-- 検討する本文 --

==========

熊野「鳥居禅尼」略伝

熊野「鳥居禅尼」略伝  

 「鳥居禅尼」は,源為義の娘で,源義朝(1112~1160)の姉に当る(『吾妻鏡』建久5年〈1194〉9月23日条)とも、妹に当るとも言われている女性である。。鎌倉幕府の初代将軍頼朝の伯母でもある(『吾妻鏡』貞応元年(1222)4月27日条)。なお,源平の乱の際に反平氏をよびかける以仁王令旨を諸国の源氏に伝え歩いた源行家(実名・義盛)は同母弟にあたる。

 1140年代前半,新宮鳥居在庁・常住社僧として熊野速玉大社の社僧及び神官などを束ねていた新宮別当家の行範(16代熊野別当長範〈1089~1141〉の嫡男)に嫁し,「たつたはらの女房」とよばれた(『延慶本平家物語』)。「たつたはらの女房」は,1140年代中頃から,範誉,行快(1146~1202),範命(1148~1208),行遍,行詮,行増らと数人の女子を次々ともうけた(「熊野別当代々次第」,「熊野別当系図」)。

==========

コレクション項目

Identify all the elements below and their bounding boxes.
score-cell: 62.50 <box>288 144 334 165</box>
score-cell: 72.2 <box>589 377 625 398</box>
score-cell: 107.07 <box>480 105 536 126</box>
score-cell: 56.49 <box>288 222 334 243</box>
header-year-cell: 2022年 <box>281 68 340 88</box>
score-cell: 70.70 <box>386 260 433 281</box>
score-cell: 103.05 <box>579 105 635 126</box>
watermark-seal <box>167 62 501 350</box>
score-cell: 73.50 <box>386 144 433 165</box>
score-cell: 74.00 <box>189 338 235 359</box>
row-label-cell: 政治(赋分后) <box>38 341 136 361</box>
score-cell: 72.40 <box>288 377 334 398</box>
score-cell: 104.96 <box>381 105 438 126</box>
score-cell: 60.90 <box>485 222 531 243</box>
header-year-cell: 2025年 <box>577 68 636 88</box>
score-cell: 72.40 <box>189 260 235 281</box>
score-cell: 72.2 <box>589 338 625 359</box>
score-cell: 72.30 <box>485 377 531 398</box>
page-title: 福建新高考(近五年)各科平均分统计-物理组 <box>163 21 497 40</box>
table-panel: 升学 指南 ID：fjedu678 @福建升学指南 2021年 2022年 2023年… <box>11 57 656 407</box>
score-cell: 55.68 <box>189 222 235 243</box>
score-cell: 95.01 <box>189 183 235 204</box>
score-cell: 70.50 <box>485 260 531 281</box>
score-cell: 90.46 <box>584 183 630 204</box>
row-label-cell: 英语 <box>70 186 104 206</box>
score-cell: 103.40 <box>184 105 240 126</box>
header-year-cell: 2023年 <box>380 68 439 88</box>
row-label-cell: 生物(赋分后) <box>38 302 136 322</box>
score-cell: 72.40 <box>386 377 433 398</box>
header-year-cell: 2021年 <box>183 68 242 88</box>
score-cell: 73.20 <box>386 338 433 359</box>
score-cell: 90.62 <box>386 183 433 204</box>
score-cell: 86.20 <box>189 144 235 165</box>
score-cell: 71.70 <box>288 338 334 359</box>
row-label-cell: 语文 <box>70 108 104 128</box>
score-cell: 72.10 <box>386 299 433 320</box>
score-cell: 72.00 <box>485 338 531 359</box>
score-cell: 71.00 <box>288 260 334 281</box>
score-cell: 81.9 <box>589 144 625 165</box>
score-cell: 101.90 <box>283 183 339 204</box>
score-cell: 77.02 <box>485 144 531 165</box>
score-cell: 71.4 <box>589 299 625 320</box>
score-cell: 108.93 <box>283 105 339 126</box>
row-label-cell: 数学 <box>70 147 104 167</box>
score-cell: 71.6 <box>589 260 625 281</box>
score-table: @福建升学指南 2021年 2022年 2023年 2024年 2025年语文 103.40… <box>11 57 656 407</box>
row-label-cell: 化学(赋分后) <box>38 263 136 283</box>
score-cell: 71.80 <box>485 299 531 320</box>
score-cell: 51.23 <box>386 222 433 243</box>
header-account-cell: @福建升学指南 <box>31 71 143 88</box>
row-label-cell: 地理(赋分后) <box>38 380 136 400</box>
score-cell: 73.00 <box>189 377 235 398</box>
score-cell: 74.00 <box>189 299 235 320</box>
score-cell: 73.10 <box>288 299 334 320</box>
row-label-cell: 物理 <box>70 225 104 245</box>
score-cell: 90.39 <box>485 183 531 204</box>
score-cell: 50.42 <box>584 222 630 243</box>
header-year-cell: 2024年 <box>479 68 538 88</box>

==========

-- 課題一覧 --
- a) 鳥居禅尼の略伝に照らし、次の(i)〜(iii)が合っているかをそれぞれ「はい」か「いいえ」で答え、決め手となる語句を本文からそのまま引け。(i) 鳥居禅尼は頼朝の伯母である。(ii) 源行家は鳥居禅尼の異母弟である。(iii) 行範は熊野別当長範の次男である。
- b) 鳥居禅尼の略伝によると、行範に嫁した鳥居禅尼は何とよばれたか。
- c) 鳥居禅尼の略伝のうち、「1140年代前半,新宮鳥居在」から始まり「次第」,「熊野別当系図」)。」まで続く部分を、一字も変えずに書き写せ。

-- 解答 --
- a)
(i) はい。「鎌倉幕府の初代将軍頼朝の伯母でもある」
(ii) いいえ。「同母弟にあたる」
(iii) いいえ。「16代熊野別当長範〈1089~1141〉の嫡男」

- b) 「たつたはらの女房」とよばれた。

- c)
1140年代前半,新宮鳥居在庁・常住社僧として熊野速玉大社の社僧及び神官などを束ねていた新宮別当家の行範(16代熊野別当長範〈1089~1141〉の嫡男)に嫁し,「たつたはらの女房」とよばれた(『延慶本平家物語』)。「たつたはらの女房」は,1140年代中頃から,範誉,行快(1146~1202),範命(1148~1208),行遍,行詮,行増らと数人の女子を次々ともうけた(「熊野別当代々次第」,「熊野別当系図」)。